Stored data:
>>

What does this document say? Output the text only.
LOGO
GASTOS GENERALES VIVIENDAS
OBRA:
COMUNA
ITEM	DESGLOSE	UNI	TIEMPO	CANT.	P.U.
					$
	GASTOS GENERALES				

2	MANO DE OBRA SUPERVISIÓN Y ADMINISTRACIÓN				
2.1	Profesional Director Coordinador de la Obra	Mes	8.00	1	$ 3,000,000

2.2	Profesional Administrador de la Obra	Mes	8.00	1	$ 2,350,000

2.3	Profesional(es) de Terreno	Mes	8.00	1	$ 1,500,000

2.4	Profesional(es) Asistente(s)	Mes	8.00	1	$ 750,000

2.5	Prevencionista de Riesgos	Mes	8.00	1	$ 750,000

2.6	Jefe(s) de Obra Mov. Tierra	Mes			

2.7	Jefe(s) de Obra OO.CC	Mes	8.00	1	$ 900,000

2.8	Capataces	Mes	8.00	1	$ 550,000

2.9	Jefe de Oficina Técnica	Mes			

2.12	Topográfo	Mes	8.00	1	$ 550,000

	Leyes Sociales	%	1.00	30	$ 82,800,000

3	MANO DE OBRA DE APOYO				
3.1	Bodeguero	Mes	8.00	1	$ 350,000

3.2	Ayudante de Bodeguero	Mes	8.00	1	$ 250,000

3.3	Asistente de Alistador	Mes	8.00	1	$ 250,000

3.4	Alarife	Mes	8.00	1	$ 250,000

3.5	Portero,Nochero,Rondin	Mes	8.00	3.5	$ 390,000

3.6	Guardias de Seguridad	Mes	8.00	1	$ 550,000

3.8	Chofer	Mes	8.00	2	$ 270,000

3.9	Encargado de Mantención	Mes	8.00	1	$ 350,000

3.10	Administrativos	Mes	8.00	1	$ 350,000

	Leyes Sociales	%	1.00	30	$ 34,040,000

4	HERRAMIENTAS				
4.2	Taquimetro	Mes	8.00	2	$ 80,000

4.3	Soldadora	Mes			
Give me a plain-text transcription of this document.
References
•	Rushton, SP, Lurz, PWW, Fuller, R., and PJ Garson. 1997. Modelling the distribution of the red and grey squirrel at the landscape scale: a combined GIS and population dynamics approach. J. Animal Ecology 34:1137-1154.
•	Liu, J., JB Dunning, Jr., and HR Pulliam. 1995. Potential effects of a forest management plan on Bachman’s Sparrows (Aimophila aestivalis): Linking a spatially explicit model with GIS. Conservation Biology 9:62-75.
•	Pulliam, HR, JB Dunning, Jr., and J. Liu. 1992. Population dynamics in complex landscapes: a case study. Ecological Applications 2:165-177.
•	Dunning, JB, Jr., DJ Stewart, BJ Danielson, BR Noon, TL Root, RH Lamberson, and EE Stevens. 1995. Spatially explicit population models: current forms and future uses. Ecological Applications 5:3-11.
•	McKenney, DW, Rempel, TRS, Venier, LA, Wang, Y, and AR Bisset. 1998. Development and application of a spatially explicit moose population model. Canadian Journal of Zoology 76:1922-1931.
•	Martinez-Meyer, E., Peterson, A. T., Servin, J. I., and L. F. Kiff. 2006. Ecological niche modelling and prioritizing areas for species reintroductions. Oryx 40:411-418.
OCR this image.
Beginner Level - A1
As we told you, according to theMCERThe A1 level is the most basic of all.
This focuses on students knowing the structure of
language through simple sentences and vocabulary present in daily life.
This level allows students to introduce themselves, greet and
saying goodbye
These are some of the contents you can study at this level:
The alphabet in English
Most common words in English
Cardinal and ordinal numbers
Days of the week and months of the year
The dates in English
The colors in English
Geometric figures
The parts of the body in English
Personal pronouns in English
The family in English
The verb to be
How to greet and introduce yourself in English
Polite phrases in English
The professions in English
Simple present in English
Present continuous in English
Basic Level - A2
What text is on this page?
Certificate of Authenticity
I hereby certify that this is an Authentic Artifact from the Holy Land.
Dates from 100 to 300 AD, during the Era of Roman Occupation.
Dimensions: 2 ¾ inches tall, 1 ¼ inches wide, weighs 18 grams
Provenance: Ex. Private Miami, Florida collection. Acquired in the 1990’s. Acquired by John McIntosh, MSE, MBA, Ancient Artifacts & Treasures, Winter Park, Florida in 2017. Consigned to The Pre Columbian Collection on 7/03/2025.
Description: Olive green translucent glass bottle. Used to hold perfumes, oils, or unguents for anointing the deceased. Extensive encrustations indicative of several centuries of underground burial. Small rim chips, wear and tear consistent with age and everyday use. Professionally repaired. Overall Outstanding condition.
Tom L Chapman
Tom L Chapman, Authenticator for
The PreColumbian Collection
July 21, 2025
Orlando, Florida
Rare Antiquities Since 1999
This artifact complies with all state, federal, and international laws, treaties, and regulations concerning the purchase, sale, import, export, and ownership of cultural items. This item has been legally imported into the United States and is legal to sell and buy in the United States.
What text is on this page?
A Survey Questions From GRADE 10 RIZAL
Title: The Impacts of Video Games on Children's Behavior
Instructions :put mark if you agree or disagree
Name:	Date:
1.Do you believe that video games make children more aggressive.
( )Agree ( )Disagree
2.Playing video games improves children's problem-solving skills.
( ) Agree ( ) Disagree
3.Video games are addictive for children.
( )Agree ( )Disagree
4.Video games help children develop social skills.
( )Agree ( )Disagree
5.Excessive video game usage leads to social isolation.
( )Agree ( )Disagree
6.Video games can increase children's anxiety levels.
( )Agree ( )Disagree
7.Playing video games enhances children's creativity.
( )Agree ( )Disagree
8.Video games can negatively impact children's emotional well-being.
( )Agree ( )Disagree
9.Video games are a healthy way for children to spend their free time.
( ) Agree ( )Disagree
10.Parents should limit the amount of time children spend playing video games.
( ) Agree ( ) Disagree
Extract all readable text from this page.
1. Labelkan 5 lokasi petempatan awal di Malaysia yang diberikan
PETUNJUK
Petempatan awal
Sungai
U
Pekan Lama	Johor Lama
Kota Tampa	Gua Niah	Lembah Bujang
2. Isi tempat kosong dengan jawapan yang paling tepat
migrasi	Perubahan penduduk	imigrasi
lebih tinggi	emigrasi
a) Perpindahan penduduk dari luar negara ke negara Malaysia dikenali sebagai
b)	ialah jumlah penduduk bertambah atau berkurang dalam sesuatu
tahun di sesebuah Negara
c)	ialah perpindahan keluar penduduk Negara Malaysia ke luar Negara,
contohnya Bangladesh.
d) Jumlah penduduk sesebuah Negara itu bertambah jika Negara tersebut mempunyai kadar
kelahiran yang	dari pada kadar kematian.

<<

== TASK INSTRUCTIONS ==
Copy every line of the material, please, keeping it exactly the same.

== OUTPUT FOR THIS EXERCISE ==
What does this document say? Output the text only.
LOGO
GASTOS GENERALES VIVIENDAS
OBRA:
COMUNA
ITEM	DESGLOSE	UNI	TIEMPO	CANT.	P.U.
					$
	GASTOS GENERALES				

2	MANO DE OBRA SUPERVISIÓN Y ADMINISTRACIÓN				
2.1	Profesional Director Coordinador de la Obra	Mes	8.00	1	$ 3,000,000

2.2	Profesional Administrador de la Obra	Mes	8.00	1	$ 2,350,000

2.3	Profesional(es) de Terreno	Mes	8.00	1	$ 1,500,000

2.4	Profesional(es) Asistente(s)	Mes	8.00	1	$ 750,000

2.5	Prevencionista de Riesgos	Mes	8.00	1	$ 750,000

2.6	Jefe(s) de Obra Mov. Tierra	Mes			

2.7	Jefe(s) de Obra OO.CC	Mes	8.00	1	$ 900,000

2.8	Capataces	Mes	8.00	1	$ 550,000

2.9	Jefe de Oficina Técnica	Mes			

2.12	Topográfo	Mes	8.00	1	$ 550,000

	Leyes Sociales	%	1.00	30	$ 82,800,000

3	MANO DE OBRA DE APOYO				
3.1	Bodeguero	Mes	8.00	1	$ 350,000

3.2	Ayudante de Bodeguero	Mes	8.00	1	$ 250,000

3.3	Asistente de Alistador	Mes	8.00	1	$ 250,000

3.4	Alarife	Mes	8.00	1	$ 250,000

3.5	Portero,Nochero,Rondin	Mes	8.00	3.5	$ 390,000

3.6	Guardias de Seguridad	Mes	8.00	1	$ 550,000

3.8	Chofer	Mes	8.00	2	$ 270,000

3.9	Encargado de Mantención	Mes	8.00	1	$ 350,000

3.10	Administrativos	Mes	8.00	1	$ 350,000

	Leyes Sociales	%	1.00	30	$ 34,040,000

4	HERRAMIENTAS				
4.2	Taquimetro	Mes	8.00	2	$ 80,000

4.3	Soldadora	Mes			
Give me a plain-text transcription of this document.
References
•	Rushton, SP, Lurz, PWW, Fuller, R., and PJ Garson. 1997. Modelling the distribution of the red and grey squirrel at the landscape scale: a combined GIS and population dynamics approach. J. Animal Ecology 34:1137-1154.
•	Liu, J., JB Dunning, Jr., and HR Pulliam. 1995. Potential effects of a forest management plan on Bachman’s Sparrows (Aimophila aestivalis): Linking a spatially explicit model with GIS. Conservation Biology 9:62-75.
•	Pulliam, HR, JB Dunning, Jr., and J. Liu. 1992. Population dynamics in complex landscapes: a case study. Ecological Applications 2:165-177.
•	Dunning, JB, Jr., DJ Stewart, BJ Danielson, BR Noon, TL Root, RH Lamberson, and EE Stevens. 1995. Spatially explicit population models: current forms and future uses. Ecological Applications 5:3-11.
•	McKenney, DW, Rempel, TRS, Venier, LA, Wang, Y, and AR Bisset. 1998. Development and application of a spatially explicit moose population model. Canadian Journal of Zoology 76:1922-1931.
•	Martinez-Meyer, E., Peterson, A. T., Servin, J. I., and L. F. Kiff. 2006. Ecological niche modelling and prioritizing areas for species reintroductions. Oryx 40:411-418.
OCR this image.
Beginner Level - A1
As we told you, according to theMCERThe A1 level is the most basic of all.
This focuses on students knowing the structure of
language through simple sentences and vocabulary present in daily life.
This level allows students to introduce themselves, greet and
saying goodbye
These are some of the contents you can study at this level:
The alphabet in English
Most common words in English
Cardinal and ordinal numbers
Days of the week and months of the year
The dates in English
The colors in English
Geometric figures
The parts of the body in English
Personal pronouns in English
The family in English
The verb to be
How to greet and introduce yourself in English
Polite phrases in English
The professions in English
Simple present in English
Present continuous in English
Basic Level - A2
What text is on this page?
Certificate of Authenticity
I hereby certify that this is an Authentic Artifact from the Holy Land.
Dates from 100 to 300 AD, during the Era of Roman Occupation.
Dimensions: 2 ¾ inches tall, 1 ¼ inches wide, weighs 18 grams
Provenance: Ex. Private Miami, Florida collection. Acquired in the 1990’s. Acquired by John McIntosh, MSE, MBA, Ancient Artifacts & Treasures, Winter Park, Florida in 2017. Consigned to The Pre Columbian Collection on 7/03/2025.
Description: Olive green translucent glass bottle. Used to hold perfumes, oils, or unguents for anointing the deceased. Extensive encrustations indicative of several centuries of underground burial. Small rim chips, wear and tear consistent with age and everyday use. Professionally repaired. Overall Outstanding condition.
Tom L Chapman
Tom L Chapman, Authenticator for
The PreColumbian Collection
July 21, 2025
Orlando, Florida
Rare Antiquities Since 1999
This artifact complies with all state, federal, and international laws, treaties, and regulations concerning the purchase, sale, import, export, and ownership of cultural items. This item has been legally imported into the United States and is legal to sell and buy in the United States.
What text is on this page?
A Survey Questions From GRADE 10 RIZAL
Title: The Impacts of Video Games on Children's Behavior
Instructions :put mark if you agree or disagree
Name:	Date:
1.Do you believe that video games make children more aggressive.
( )Agree ( )Disagree
2.Playing video games improves children's problem-solving skills.
( ) Agree ( ) Disagree
3.Video games are addictive for children.
( )Agree ( )Disagree
4.Video games help children develop social skills.
( )Agree ( )Disagree
5.Excessive video game usage leads to social isolation.
( )Agree ( )Disagree
6.Video games can increase children's anxiety levels.
( )Agree ( )Disagree
7.Playing video games enhances children's creativity.
( )Agree ( )Disagree
8.Video games can negatively impact children's emotional well-being.
( )Agree ( )Disagree
9.Video games are a healthy way for children to spend their free time.
( ) Agree ( )Disagree
10.Parents should limit the amount of time children spend playing video games.
( ) Agree ( ) Disagree
Extract all readable text from this page.
1. Labelkan 5 lokasi petempatan awal di Malaysia yang diberikan
PETUNJUK
Petempatan awal
Sungai
U
Pekan Lama	Johor Lama
Kota Tampa	Gua Niah	Lembah Bujang
2. Isi tempat kosong dengan jawapan yang paling tepat
migrasi	Perubahan penduduk	imigrasi
lebih tinggi	emigrasi
a) Perpindahan penduduk dari luar negara ke negara Malaysia dikenali sebagai
b)	ialah jumlah penduduk bertambah atau berkurang dalam sesuatu
tahun di sesebuah Negara
c)	ialah perpindahan keluar penduduk Negara Malaysia ke luar Negara,
contohnya Bangladesh.
d) Jumlah penduduk sesebuah Negara itu bertambah jika Negara tersebut mempunyai kadar
kelahiran yang	dari pada kadar kematian.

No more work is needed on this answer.